Extracted data =
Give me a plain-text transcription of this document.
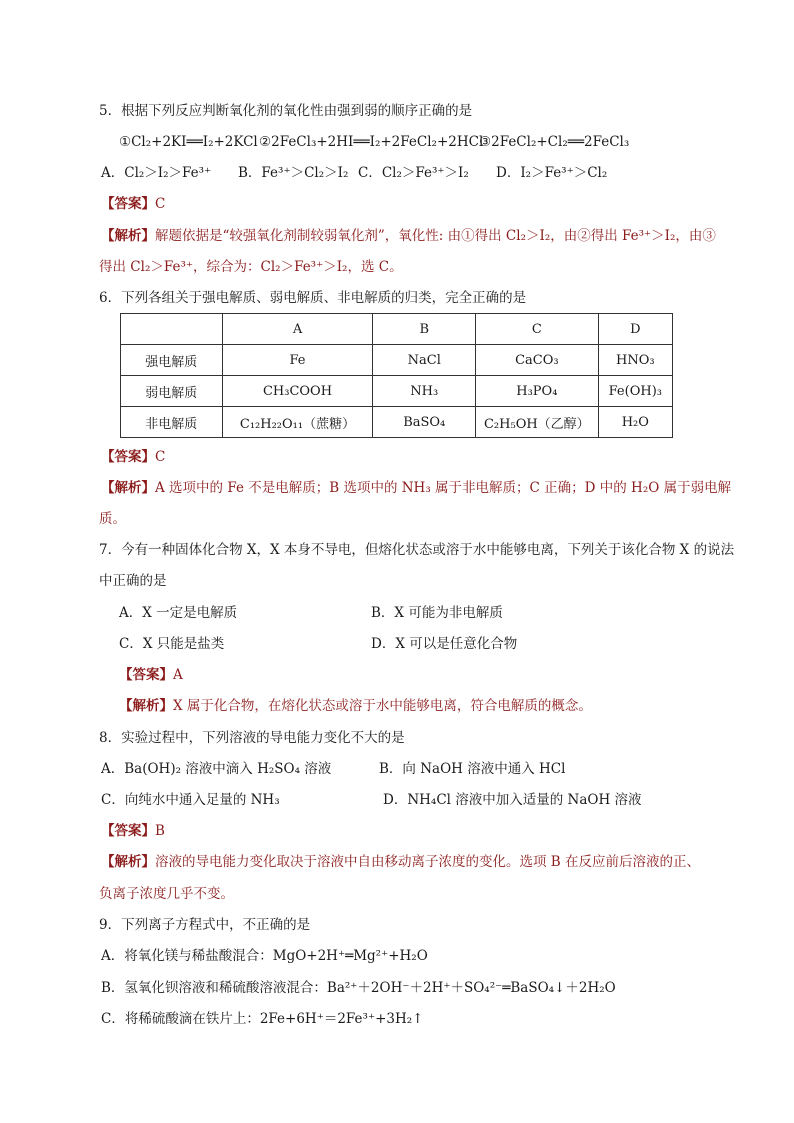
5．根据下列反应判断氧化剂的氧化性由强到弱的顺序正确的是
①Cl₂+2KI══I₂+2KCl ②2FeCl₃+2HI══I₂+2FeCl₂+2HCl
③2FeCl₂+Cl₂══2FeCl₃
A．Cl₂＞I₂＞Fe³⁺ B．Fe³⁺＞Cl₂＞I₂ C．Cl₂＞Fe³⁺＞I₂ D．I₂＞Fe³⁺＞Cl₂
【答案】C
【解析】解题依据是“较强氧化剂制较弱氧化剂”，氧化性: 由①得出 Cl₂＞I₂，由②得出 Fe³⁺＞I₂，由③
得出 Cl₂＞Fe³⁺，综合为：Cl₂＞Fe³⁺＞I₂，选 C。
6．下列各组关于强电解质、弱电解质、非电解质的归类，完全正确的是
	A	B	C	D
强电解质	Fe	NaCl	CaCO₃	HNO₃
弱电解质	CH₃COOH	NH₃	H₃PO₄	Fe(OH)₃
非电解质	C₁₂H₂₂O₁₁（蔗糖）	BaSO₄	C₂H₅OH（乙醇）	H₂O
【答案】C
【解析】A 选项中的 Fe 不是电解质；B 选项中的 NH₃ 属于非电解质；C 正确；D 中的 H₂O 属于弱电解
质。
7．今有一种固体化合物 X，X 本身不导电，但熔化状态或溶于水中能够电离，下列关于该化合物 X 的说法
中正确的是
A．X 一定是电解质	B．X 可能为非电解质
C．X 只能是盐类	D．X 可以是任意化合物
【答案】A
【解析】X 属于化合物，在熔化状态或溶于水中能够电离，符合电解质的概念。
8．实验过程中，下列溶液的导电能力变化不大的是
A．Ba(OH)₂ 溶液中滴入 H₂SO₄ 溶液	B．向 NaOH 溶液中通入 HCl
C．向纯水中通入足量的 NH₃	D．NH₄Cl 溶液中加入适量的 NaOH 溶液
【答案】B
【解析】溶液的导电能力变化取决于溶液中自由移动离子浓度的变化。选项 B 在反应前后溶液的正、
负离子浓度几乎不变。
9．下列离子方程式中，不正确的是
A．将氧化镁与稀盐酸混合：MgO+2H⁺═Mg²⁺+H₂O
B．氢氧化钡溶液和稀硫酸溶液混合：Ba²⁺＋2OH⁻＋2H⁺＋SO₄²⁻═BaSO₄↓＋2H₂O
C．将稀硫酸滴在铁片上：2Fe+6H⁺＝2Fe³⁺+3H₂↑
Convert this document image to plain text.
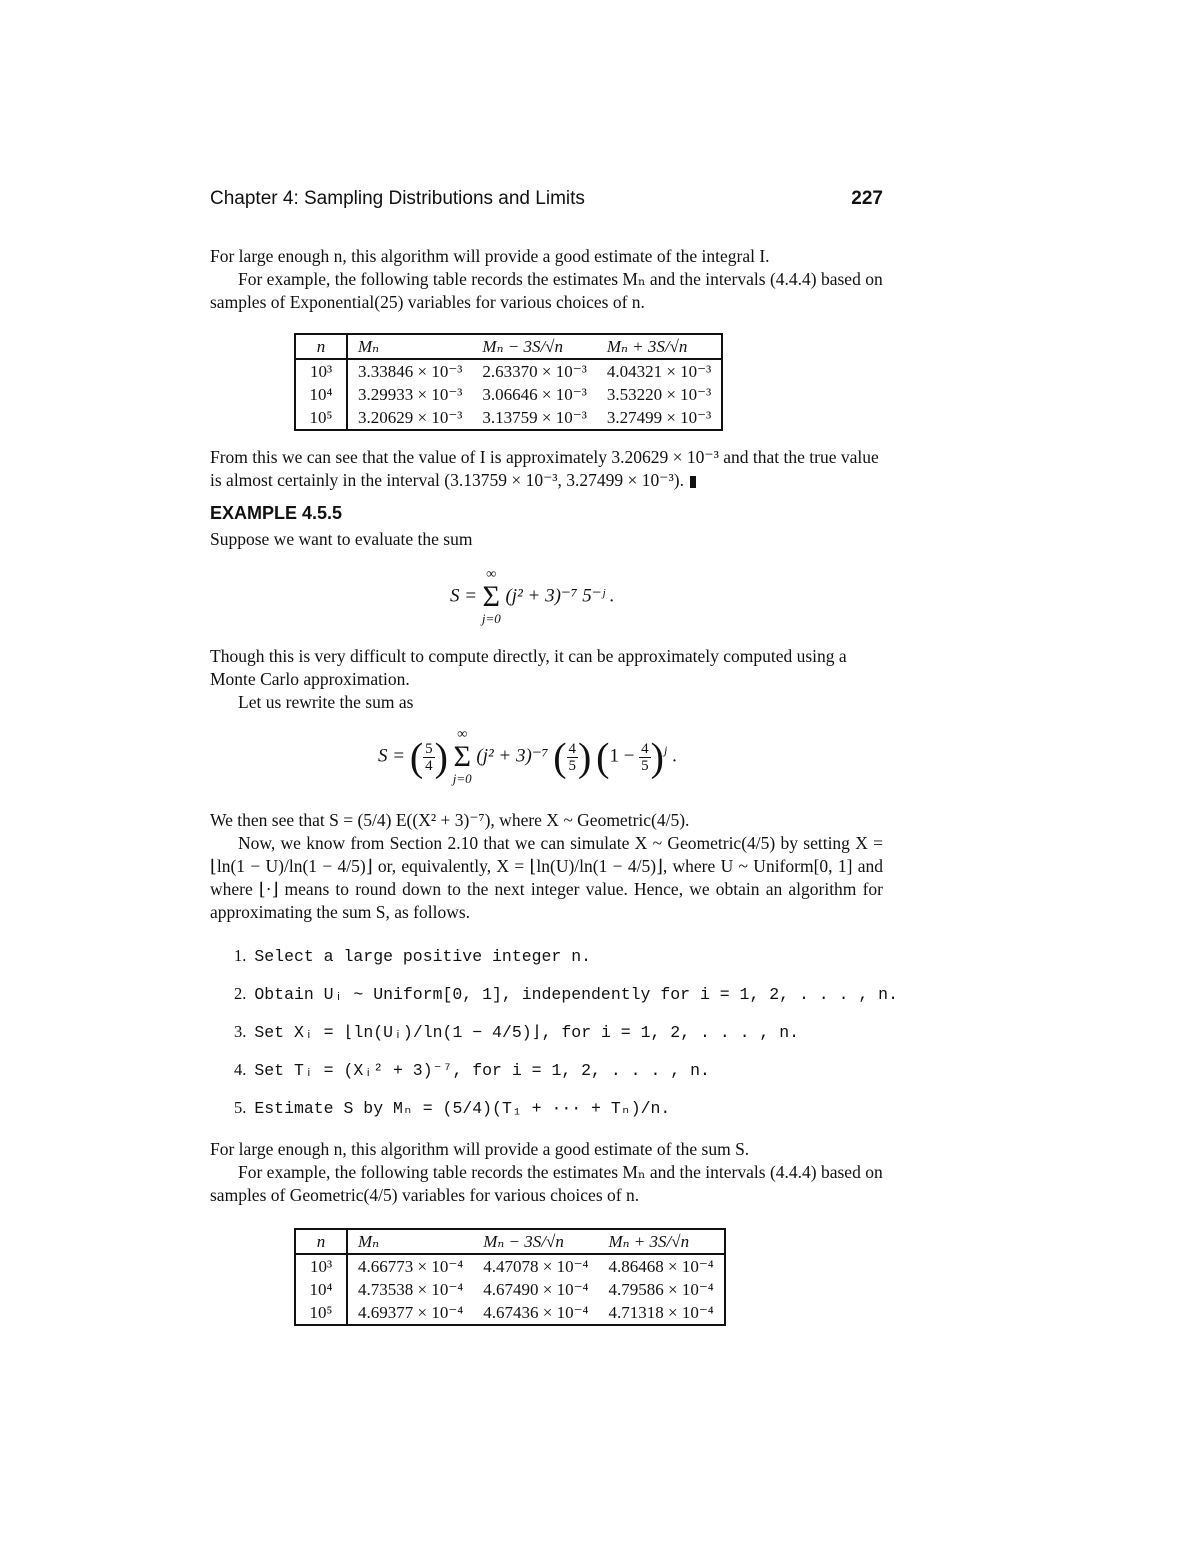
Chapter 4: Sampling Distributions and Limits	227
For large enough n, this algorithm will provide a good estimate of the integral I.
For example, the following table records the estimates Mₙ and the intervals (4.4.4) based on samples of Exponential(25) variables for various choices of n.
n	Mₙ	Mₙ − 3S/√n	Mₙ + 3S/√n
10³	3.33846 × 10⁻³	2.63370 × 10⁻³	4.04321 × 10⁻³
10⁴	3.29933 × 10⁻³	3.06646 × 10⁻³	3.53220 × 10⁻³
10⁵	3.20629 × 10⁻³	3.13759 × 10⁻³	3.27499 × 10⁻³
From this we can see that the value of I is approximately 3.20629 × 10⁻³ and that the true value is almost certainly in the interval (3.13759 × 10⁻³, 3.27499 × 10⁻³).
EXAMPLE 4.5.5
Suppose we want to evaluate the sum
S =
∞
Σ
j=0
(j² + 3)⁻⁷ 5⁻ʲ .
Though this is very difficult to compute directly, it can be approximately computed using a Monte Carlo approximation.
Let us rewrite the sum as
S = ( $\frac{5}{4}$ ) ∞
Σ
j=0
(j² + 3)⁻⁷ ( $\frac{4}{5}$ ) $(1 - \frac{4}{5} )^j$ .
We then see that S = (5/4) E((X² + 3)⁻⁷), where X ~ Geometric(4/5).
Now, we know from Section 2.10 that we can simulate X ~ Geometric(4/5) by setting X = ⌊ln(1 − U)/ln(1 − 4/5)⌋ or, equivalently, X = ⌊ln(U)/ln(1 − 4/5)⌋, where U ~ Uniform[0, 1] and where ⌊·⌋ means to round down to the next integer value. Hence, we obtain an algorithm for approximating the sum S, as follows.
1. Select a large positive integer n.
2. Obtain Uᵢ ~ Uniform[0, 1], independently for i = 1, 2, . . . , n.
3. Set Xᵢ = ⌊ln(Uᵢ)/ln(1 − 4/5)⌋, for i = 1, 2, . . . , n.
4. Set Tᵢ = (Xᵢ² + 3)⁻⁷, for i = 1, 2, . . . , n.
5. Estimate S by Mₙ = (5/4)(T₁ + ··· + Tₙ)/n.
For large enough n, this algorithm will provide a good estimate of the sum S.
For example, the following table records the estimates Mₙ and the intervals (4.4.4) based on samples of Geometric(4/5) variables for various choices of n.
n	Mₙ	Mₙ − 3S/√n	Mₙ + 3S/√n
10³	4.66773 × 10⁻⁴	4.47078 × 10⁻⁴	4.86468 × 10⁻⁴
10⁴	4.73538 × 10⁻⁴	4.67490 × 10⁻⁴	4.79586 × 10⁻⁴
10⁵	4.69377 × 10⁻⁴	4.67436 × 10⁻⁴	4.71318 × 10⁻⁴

Exercise description = Extract all the data above exactly, excluding every picture.

Full output =
Give me a plain-text transcription of this document.
5．根据下列反应判断氧化剂的氧化性由强到弱的顺序正确的是
①Cl₂+2KI══I₂+2KCl ②2FeCl₃+2HI══I₂+2FeCl₂+2HCl
③2FeCl₂+Cl₂══2FeCl₃
A．Cl₂＞I₂＞Fe³⁺ B．Fe³⁺＞Cl₂＞I₂ C．Cl₂＞Fe³⁺＞I₂ D．I₂＞Fe³⁺＞Cl₂
【答案】C
【解析】解题依据是“较强氧化剂制较弱氧化剂”，氧化性: 由①得出 Cl₂＞I₂，由②得出 Fe³⁺＞I₂，由③
得出 Cl₂＞Fe³⁺，综合为：Cl₂＞Fe³⁺＞I₂，选 C。
6．下列各组关于强电解质、弱电解质、非电解质的归类，完全正确的是
	A	B	C	D
强电解质	Fe	NaCl	CaCO₃	HNO₃
弱电解质	CH₃COOH	NH₃	H₃PO₄	Fe(OH)₃
非电解质	C₁₂H₂₂O₁₁（蔗糖）	BaSO₄	C₂H₅OH（乙醇）	H₂O
【答案】C
【解析】A 选项中的 Fe 不是电解质；B 选项中的 NH₃ 属于非电解质；C 正确；D 中的 H₂O 属于弱电解
质。
7．今有一种固体化合物 X，X 本身不导电，但熔化状态或溶于水中能够电离，下列关于该化合物 X 的说法
中正确的是
A．X 一定是电解质	B．X 可能为非电解质
C．X 只能是盐类	D．X 可以是任意化合物
【答案】A
【解析】X 属于化合物，在熔化状态或溶于水中能够电离，符合电解质的概念。
8．实验过程中，下列溶液的导电能力变化不大的是
A．Ba(OH)₂ 溶液中滴入 H₂SO₄ 溶液	B．向 NaOH 溶液中通入 HCl
C．向纯水中通入足量的 NH₃	D．NH₄Cl 溶液中加入适量的 NaOH 溶液
【答案】B
【解析】溶液的导电能力变化取决于溶液中自由移动离子浓度的变化。选项 B 在反应前后溶液的正、
负离子浓度几乎不变。
9．下列离子方程式中，不正确的是
A．将氧化镁与稀盐酸混合：MgO+2H⁺═Mg²⁺+H₂O
B．氢氧化钡溶液和稀硫酸溶液混合：Ba²⁺＋2OH⁻＋2H⁺＋SO₄²⁻═BaSO₄↓＋2H₂O
C．将稀硫酸滴在铁片上：2Fe+6H⁺＝2Fe³⁺+3H₂↑
Convert this document image to plain text.
Chapter 4: Sampling Distributions and Limits	227
For large enough n, this algorithm will provide a good estimate of the integral I.
For example, the following table records the estimates Mₙ and the intervals (4.4.4) based on samples of Exponential(25) variables for various choices of n.
n	Mₙ	Mₙ − 3S/√n	Mₙ + 3S/√n
10³	3.33846 × 10⁻³	2.63370 × 10⁻³	4.04321 × 10⁻³
10⁴	3.29933 × 10⁻³	3.06646 × 10⁻³	3.53220 × 10⁻³
10⁵	3.20629 × 10⁻³	3.13759 × 10⁻³	3.27499 × 10⁻³
From this we can see that the value of I is approximately 3.20629 × 10⁻³ and that the true value is almost certainly in the interval (3.13759 × 10⁻³, 3.27499 × 10⁻³).
EXAMPLE 4.5.5
Suppose we want to evaluate the sum
S =
∞
Σ
j=0
(j² + 3)⁻⁷ 5⁻ʲ .
Though this is very difficult to compute directly, it can be approximately computed using a Monte Carlo approximation.
Let us rewrite the sum as
S = ( $\frac{5}{4}$ ) ∞
Σ
j=0
(j² + 3)⁻⁷ ( $\frac{4}{5}$ ) $(1 - \frac{4}{5} )^j$ .
We then see that S = (5/4) E((X² + 3)⁻⁷), where X ~ Geometric(4/5).
Now, we know from Section 2.10 that we can simulate X ~ Geometric(4/5) by setting X = ⌊ln(1 − U)/ln(1 − 4/5)⌋ or, equivalently, X = ⌊ln(U)/ln(1 − 4/5)⌋, where U ~ Uniform[0, 1] and where ⌊·⌋ means to round down to the next integer value. Hence, we obtain an algorithm for approximating the sum S, as follows.
1. Select a large positive integer n.
2. Obtain Uᵢ ~ Uniform[0, 1], independently for i = 1, 2, . . . , n.
3. Set Xᵢ = ⌊ln(Uᵢ)/ln(1 − 4/5)⌋, for i = 1, 2, . . . , n.
4. Set Tᵢ = (Xᵢ² + 3)⁻⁷, for i = 1, 2, . . . , n.
5. Estimate S by Mₙ = (5/4)(T₁ + ··· + Tₙ)/n.
For large enough n, this algorithm will provide a good estimate of the sum S.
For example, the following table records the estimates Mₙ and the intervals (4.4.4) based on samples of Geometric(4/5) variables for various choices of n.
n	Mₙ	Mₙ − 3S/√n	Mₙ + 3S/√n
10³	4.66773 × 10⁻⁴	4.47078 × 10⁻⁴	4.86468 × 10⁻⁴
10⁴	4.73538 × 10⁻⁴	4.67490 × 10⁻⁴	4.79586 × 10⁻⁴
10⁵	4.69377 × 10⁻⁴	4.67436 × 10⁻⁴	4.71318 × 10⁻⁴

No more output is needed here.